▶
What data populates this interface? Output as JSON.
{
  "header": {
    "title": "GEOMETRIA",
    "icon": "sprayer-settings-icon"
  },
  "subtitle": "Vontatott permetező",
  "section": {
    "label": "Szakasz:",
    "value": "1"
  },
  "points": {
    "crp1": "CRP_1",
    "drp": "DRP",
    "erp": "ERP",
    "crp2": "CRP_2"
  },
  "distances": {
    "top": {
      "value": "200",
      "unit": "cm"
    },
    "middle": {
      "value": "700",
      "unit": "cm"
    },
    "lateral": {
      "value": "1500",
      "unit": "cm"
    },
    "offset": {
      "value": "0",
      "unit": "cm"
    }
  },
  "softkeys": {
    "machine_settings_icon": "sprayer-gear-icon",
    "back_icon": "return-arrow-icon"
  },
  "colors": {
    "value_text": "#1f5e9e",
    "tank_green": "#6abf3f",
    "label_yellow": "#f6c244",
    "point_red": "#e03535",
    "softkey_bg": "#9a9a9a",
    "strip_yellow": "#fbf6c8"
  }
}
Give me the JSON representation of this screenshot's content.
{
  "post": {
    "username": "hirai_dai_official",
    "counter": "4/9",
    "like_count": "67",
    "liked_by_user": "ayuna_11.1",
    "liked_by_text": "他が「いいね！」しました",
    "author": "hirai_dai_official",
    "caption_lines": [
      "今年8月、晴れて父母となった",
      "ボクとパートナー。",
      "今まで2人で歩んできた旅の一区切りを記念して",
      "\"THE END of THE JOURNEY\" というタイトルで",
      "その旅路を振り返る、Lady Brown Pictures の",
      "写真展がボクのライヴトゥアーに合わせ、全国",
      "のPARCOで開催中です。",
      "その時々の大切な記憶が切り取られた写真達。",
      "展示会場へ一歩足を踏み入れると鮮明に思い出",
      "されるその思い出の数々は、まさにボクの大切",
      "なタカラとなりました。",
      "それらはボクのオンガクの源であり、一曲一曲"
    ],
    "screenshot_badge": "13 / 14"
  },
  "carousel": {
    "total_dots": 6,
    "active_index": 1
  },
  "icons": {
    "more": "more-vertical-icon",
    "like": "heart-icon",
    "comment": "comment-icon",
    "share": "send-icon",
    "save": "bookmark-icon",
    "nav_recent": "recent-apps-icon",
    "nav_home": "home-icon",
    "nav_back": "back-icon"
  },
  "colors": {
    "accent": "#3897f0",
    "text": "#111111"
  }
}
◀
WHAT IS BEING ASKED:
Reproduce the full listing above, character for character.

THE RESPONSE:
What data populates this interface? Output as JSON.
{
  "header": {
    "title": "GEOMETRIA",
    "icon": "sprayer-settings-icon"
  },
  "subtitle": "Vontatott permetező",
  "section": {
    "label": "Szakasz:",
    "value": "1"
  },
  "points": {
    "crp1": "CRP_1",
    "drp": "DRP",
    "erp": "ERP",
    "crp2": "CRP_2"
  },
  "distances": {
    "top": {
      "value": "200",
      "unit": "cm"
    },
    "middle": {
      "value": "700",
      "unit": "cm"
    },
    "lateral": {
      "value": "1500",
      "unit": "cm"
    },
    "offset": {
      "value": "0",
      "unit": "cm"
    }
  },
  "softkeys": {
    "machine_settings_icon": "sprayer-gear-icon",
    "back_icon": "return-arrow-icon"
  },
  "colors": {
    "value_text": "#1f5e9e",
    "tank_green": "#6abf3f",
    "label_yellow": "#f6c244",
    "point_red": "#e03535",
    "softkey_bg": "#9a9a9a",
    "strip_yellow": "#fbf6c8"
  }
}
Give me the JSON representation of this screenshot's content.
{
  "post": {
    "username": "hirai_dai_official",
    "counter": "4/9",
    "like_count": "67",
    "liked_by_user": "ayuna_11.1",
    "liked_by_text": "他が「いいね！」しました",
    "author": "hirai_dai_official",
    "caption_lines": [
      "今年8月、晴れて父母となった",
      "ボクとパートナー。",
      "今まで2人で歩んできた旅の一区切りを記念して",
      "\"THE END of THE JOURNEY\" というタイトルで",
      "その旅路を振り返る、Lady Brown Pictures の",
      "写真展がボクのライヴトゥアーに合わせ、全国",
      "のPARCOで開催中です。",
      "その時々の大切な記憶が切り取られた写真達。",
      "展示会場へ一歩足を踏み入れると鮮明に思い出",
      "されるその思い出の数々は、まさにボクの大切",
      "なタカラとなりました。",
      "それらはボクのオンガクの源であり、一曲一曲"
    ],
    "screenshot_badge": "13 / 14"
  },
  "carousel": {
    "total_dots": 6,
    "active_index": 1
  },
  "icons": {
    "more": "more-vertical-icon",
    "like": "heart-icon",
    "comment": "comment-icon",
    "share": "send-icon",
    "save": "bookmark-icon",
    "nav_recent": "recent-apps-icon",
    "nav_home": "home-icon",
    "nav_back": "back-icon"
  },
  "colors": {
    "accent": "#3897f0",
    "text": "#111111"
  }
}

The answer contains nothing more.